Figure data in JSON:
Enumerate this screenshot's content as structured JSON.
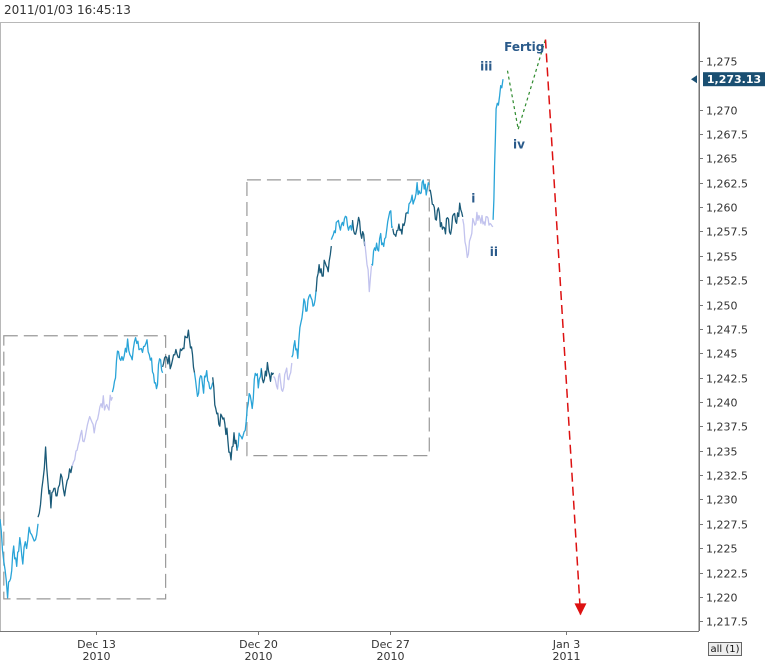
{
  "header": {
    "timestamp": "2011/01/03 16:45:13"
  },
  "controls": {
    "range_button": "all (1)"
  },
  "colors": {
    "wave_dark": "#1a5a78",
    "wave_mid": "#29a4d8",
    "wave_light": "#c2c3ee",
    "green_projection": "#2e8b2e",
    "red_projection": "#dd1111",
    "last_price_tag": "#1a4f72",
    "box_dashes": "#999999"
  },
  "chart_data": {
    "type": "line",
    "ylim": [
      1216.5,
      1279
    ],
    "y_ticks": [
      1217.5,
      1220,
      1222.5,
      1225,
      1227.5,
      1230,
      1232.5,
      1235,
      1237.5,
      1240,
      1242.5,
      1245,
      1247.5,
      1250,
      1252.5,
      1255,
      1257.5,
      1260,
      1262.5,
      1265,
      1267.5,
      1270,
      1275
    ],
    "y_tick_labels": [
      "1,217.5",
      "1,220",
      "1,222.5",
      "1,225",
      "1,227.5",
      "1,230",
      "1,232.5",
      "1,235",
      "1,237.5",
      "1,240",
      "1,242.5",
      "1,245",
      "1,247.5",
      "1,250",
      "1,252.5",
      "1,255",
      "1,257.5",
      "1,260",
      "1,262.5",
      "1,265",
      "1,267.5",
      "1,270",
      "1,275"
    ],
    "x_ticks": [
      {
        "label": "Dec 13",
        "year": "2010",
        "t": 6.6
      },
      {
        "label": "Dec 20",
        "year": "2010",
        "t": 28.0
      },
      {
        "label": "Dec 27",
        "year": "2010",
        "t": 45.3
      },
      {
        "label": "Jan 3",
        "year": "2011",
        "t": 68.5
      }
    ],
    "xlim": [
      -6,
      86
    ],
    "series": [
      {
        "color": "wave_mid",
        "points": [
          [
            -6,
            1228
          ],
          [
            -5.5,
            1224
          ],
          [
            -5,
            1220.5
          ],
          [
            -4.6,
            1222
          ],
          [
            -4.2,
            1225
          ],
          [
            -3.8,
            1223.5
          ],
          [
            -3.4,
            1226
          ],
          [
            -3,
            1224
          ],
          [
            -2.5,
            1225.5
          ],
          [
            -2,
            1227
          ],
          [
            -1.5,
            1225.5
          ],
          [
            -1,
            1227.5
          ]
        ]
      },
      {
        "color": "wave_dark",
        "points": [
          [
            -1,
            1227.5
          ],
          [
            -0.5,
            1231
          ],
          [
            0,
            1235
          ],
          [
            0.3,
            1232
          ],
          [
            0.7,
            1229.5
          ],
          [
            1.1,
            1231.5
          ],
          [
            1.5,
            1230
          ],
          [
            2,
            1233
          ],
          [
            2.5,
            1231
          ],
          [
            3,
            1232
          ],
          [
            3.5,
            1233.5
          ]
        ]
      },
      {
        "color": "wave_light",
        "points": [
          [
            3.5,
            1233.5
          ],
          [
            4,
            1234.5
          ],
          [
            4.6,
            1237
          ],
          [
            5.2,
            1236
          ],
          [
            5.8,
            1238
          ],
          [
            6.4,
            1237.5
          ],
          [
            7,
            1239
          ],
          [
            7.6,
            1240
          ],
          [
            8.2,
            1239.5
          ],
          [
            8.8,
            1240.5
          ]
        ]
      },
      {
        "color": "wave_mid",
        "points": [
          [
            8.8,
            1240.5
          ],
          [
            9.2,
            1243
          ],
          [
            9.6,
            1245.5
          ],
          [
            10.2,
            1244
          ],
          [
            10.8,
            1246
          ],
          [
            11.4,
            1245
          ],
          [
            12,
            1246.5
          ],
          [
            12.6,
            1245.5
          ],
          [
            13.2,
            1246.3
          ],
          [
            13.8,
            1245
          ],
          [
            14.2,
            1243
          ],
          [
            14.6,
            1241.5
          ],
          [
            15,
            1244.5
          ],
          [
            15.4,
            1243
          ]
        ]
      },
      {
        "color": "wave_dark",
        "points": [
          [
            15.4,
            1243
          ],
          [
            15.8,
            1245
          ],
          [
            16.4,
            1244
          ],
          [
            17,
            1245.5
          ],
          [
            17.6,
            1244.5
          ],
          [
            18.2,
            1246
          ],
          [
            18.8,
            1246.8
          ],
          [
            19.2,
            1245
          ],
          [
            19.6,
            1243
          ]
        ]
      },
      {
        "color": "wave_mid",
        "points": [
          [
            19.6,
            1243
          ],
          [
            20,
            1240
          ],
          [
            20.4,
            1242.5
          ],
          [
            20.8,
            1241.5
          ],
          [
            21.2,
            1243
          ],
          [
            21.6,
            1241
          ],
          [
            22,
            1242
          ]
        ]
      },
      {
        "color": "wave_dark",
        "points": [
          [
            22,
            1242
          ],
          [
            22.4,
            1239.5
          ],
          [
            22.8,
            1237.5
          ],
          [
            23.2,
            1239
          ],
          [
            23.6,
            1238
          ],
          [
            24,
            1236
          ],
          [
            24.4,
            1234.5
          ],
          [
            24.8,
            1236.5
          ],
          [
            25.2,
            1235
          ]
        ]
      },
      {
        "color": "wave_mid",
        "points": [
          [
            25.2,
            1235
          ],
          [
            25.6,
            1237
          ],
          [
            26,
            1236
          ],
          [
            26.4,
            1238.5
          ],
          [
            26.8,
            1241
          ],
          [
            27.2,
            1240
          ],
          [
            27.6,
            1243
          ],
          [
            28,
            1242
          ],
          [
            28.4,
            1243.5
          ]
        ]
      },
      {
        "color": "wave_dark",
        "points": [
          [
            28.4,
            1243.5
          ],
          [
            28.8,
            1242
          ],
          [
            29.2,
            1244
          ],
          [
            29.6,
            1242.5
          ],
          [
            30,
            1243
          ]
        ]
      },
      {
        "color": "wave_light",
        "points": [
          [
            30,
            1243
          ],
          [
            30.4,
            1241
          ],
          [
            30.8,
            1242.5
          ],
          [
            31.2,
            1241.5
          ],
          [
            31.6,
            1243
          ],
          [
            32,
            1242.5
          ],
          [
            32.4,
            1244
          ]
        ]
      },
      {
        "color": "wave_mid",
        "points": [
          [
            32.4,
            1244
          ],
          [
            32.8,
            1246
          ],
          [
            33.2,
            1245
          ],
          [
            33.6,
            1248
          ],
          [
            34,
            1250.5
          ],
          [
            34.4,
            1249.5
          ],
          [
            34.8,
            1251
          ],
          [
            35.2,
            1250
          ],
          [
            35.6,
            1251.5
          ]
        ]
      },
      {
        "color": "wave_dark",
        "points": [
          [
            35.6,
            1251.5
          ],
          [
            36,
            1253.5
          ],
          [
            36.4,
            1253
          ],
          [
            36.8,
            1254.5
          ],
          [
            37.2,
            1254
          ],
          [
            37.6,
            1256
          ]
        ]
      },
      {
        "color": "wave_mid",
        "points": [
          [
            37.6,
            1256
          ],
          [
            38,
            1257.5
          ],
          [
            38.4,
            1259
          ],
          [
            38.8,
            1258
          ],
          [
            39.2,
            1258.5
          ],
          [
            39.6,
            1259
          ],
          [
            40,
            1258
          ],
          [
            40.4,
            1258.5
          ]
        ]
      },
      {
        "color": "wave_dark",
        "points": [
          [
            40.4,
            1258.5
          ],
          [
            40.8,
            1257.5
          ],
          [
            41.2,
            1258.3
          ],
          [
            41.6,
            1257.5
          ],
          [
            42,
            1256
          ]
        ]
      },
      {
        "color": "wave_light",
        "points": [
          [
            42,
            1256
          ],
          [
            42.3,
            1254
          ],
          [
            42.6,
            1252
          ],
          [
            42.9,
            1254
          ]
        ]
      },
      {
        "color": "wave_mid",
        "points": [
          [
            42.9,
            1254
          ],
          [
            43.3,
            1256
          ],
          [
            43.7,
            1255.5
          ],
          [
            44.1,
            1257
          ],
          [
            44.5,
            1256.5
          ],
          [
            44.9,
            1258
          ],
          [
            45.3,
            1259.5
          ],
          [
            45.7,
            1258
          ]
        ]
      },
      {
        "color": "wave_dark",
        "points": [
          [
            45.7,
            1258
          ],
          [
            46.1,
            1257.5
          ],
          [
            46.5,
            1258.5
          ],
          [
            46.9,
            1257.5
          ],
          [
            47.3,
            1258.5
          ],
          [
            47.7,
            1259.5
          ]
        ]
      },
      {
        "color": "wave_mid",
        "points": [
          [
            47.7,
            1259.5
          ],
          [
            48.1,
            1261
          ],
          [
            48.5,
            1260.5
          ],
          [
            48.9,
            1262
          ],
          [
            49.3,
            1261.5
          ],
          [
            49.7,
            1262.5
          ],
          [
            50.1,
            1261.8
          ],
          [
            50.5,
            1262.3
          ]
        ]
      },
      {
        "color": "wave_dark",
        "points": [
          [
            50.5,
            1262.3
          ],
          [
            50.9,
            1261
          ],
          [
            51.3,
            1259
          ],
          [
            51.7,
            1260
          ],
          [
            52.1,
            1258
          ],
          [
            52.5,
            1257.5
          ],
          [
            52.9,
            1258.5
          ],
          [
            53.3,
            1257.5
          ],
          [
            53.7,
            1259
          ],
          [
            54.1,
            1258.5
          ],
          [
            54.5,
            1260
          ],
          [
            54.9,
            1259
          ]
        ]
      },
      {
        "color": "wave_light",
        "points": [
          [
            54.9,
            1259
          ],
          [
            55.2,
            1257
          ],
          [
            55.5,
            1255
          ],
          [
            55.8,
            1256.5
          ],
          [
            56.1,
            1258
          ],
          [
            56.5,
            1258.5
          ],
          [
            56.9,
            1259
          ],
          [
            57.3,
            1258.5
          ],
          [
            57.7,
            1259
          ],
          [
            58.1,
            1258.5
          ],
          [
            58.5,
            1259
          ],
          [
            58.9,
            1258
          ]
        ]
      },
      {
        "color": "wave_mid",
        "points": [
          [
            58.9,
            1258
          ],
          [
            59.1,
            1265
          ],
          [
            59.3,
            1270
          ],
          [
            59.6,
            1271
          ],
          [
            59.9,
            1272.5
          ],
          [
            60.2,
            1273.13
          ]
        ]
      }
    ],
    "projections": [
      {
        "color": "green_projection",
        "points": [
          [
            60.8,
            1274
          ],
          [
            62.2,
            1268
          ]
        ]
      },
      {
        "color": "green_projection",
        "points": [
          [
            62.2,
            1268
          ],
          [
            65.8,
            1277.2
          ]
        ]
      },
      {
        "color": "red_projection",
        "points": [
          [
            65.8,
            1277.2
          ],
          [
            70.4,
            1218.2
          ]
        ]
      }
    ],
    "boxes": [
      {
        "t0": -5.5,
        "t1": 15.8,
        "y0": 1219.8,
        "y1": 1246.8
      },
      {
        "t0": 26.5,
        "t1": 50.5,
        "y0": 1234.5,
        "y1": 1262.8
      }
    ],
    "wave_labels": [
      {
        "text": "iii",
        "t": 58.0,
        "y": 1274
      },
      {
        "text": "Fertig",
        "t": 63.0,
        "y": 1276
      },
      {
        "text": "iv",
        "t": 62.3,
        "y": 1266
      },
      {
        "text": "i",
        "t": 56.3,
        "y": 1260.5
      },
      {
        "text": "ii",
        "t": 59.0,
        "y": 1255
      }
    ],
    "last_price": {
      "value": 1273.13,
      "label": "1,273.13"
    }
  }
}
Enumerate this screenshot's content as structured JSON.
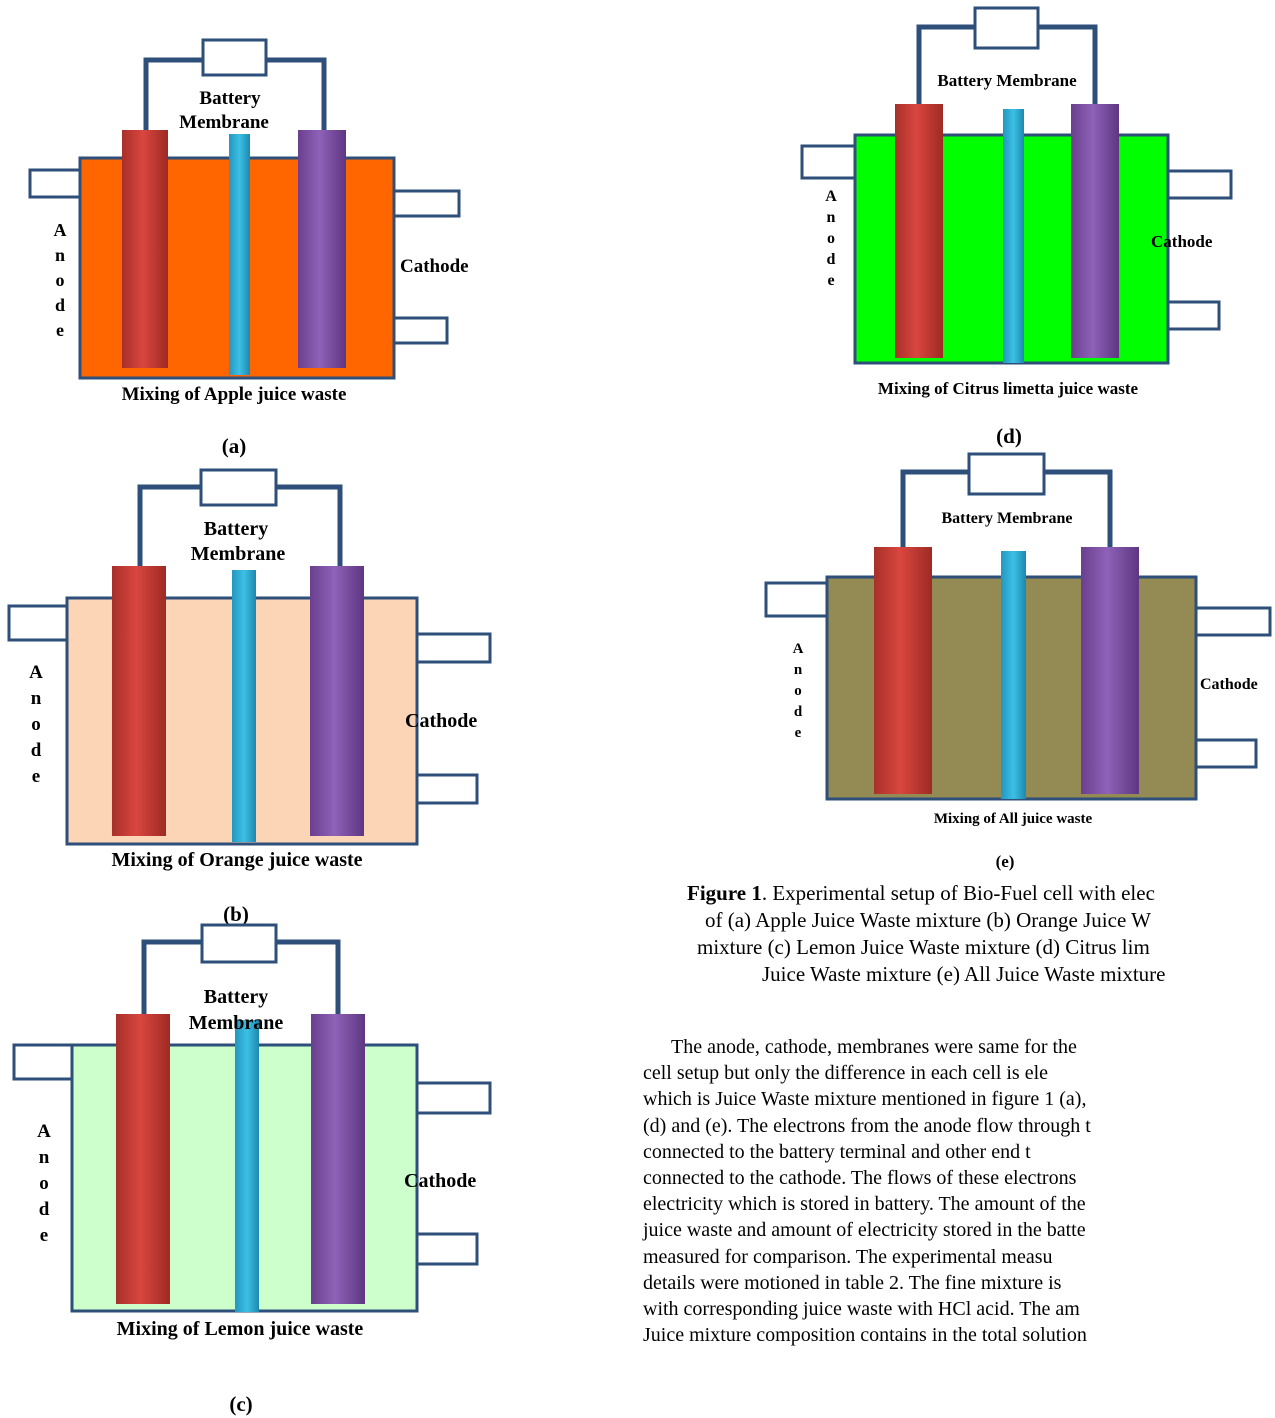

▸ **WHAT IS NEEDED**
Report the count of lines in the entries that contain the string "text", and nothing besides it.

▸ **EXERCISE SOLUTION**
5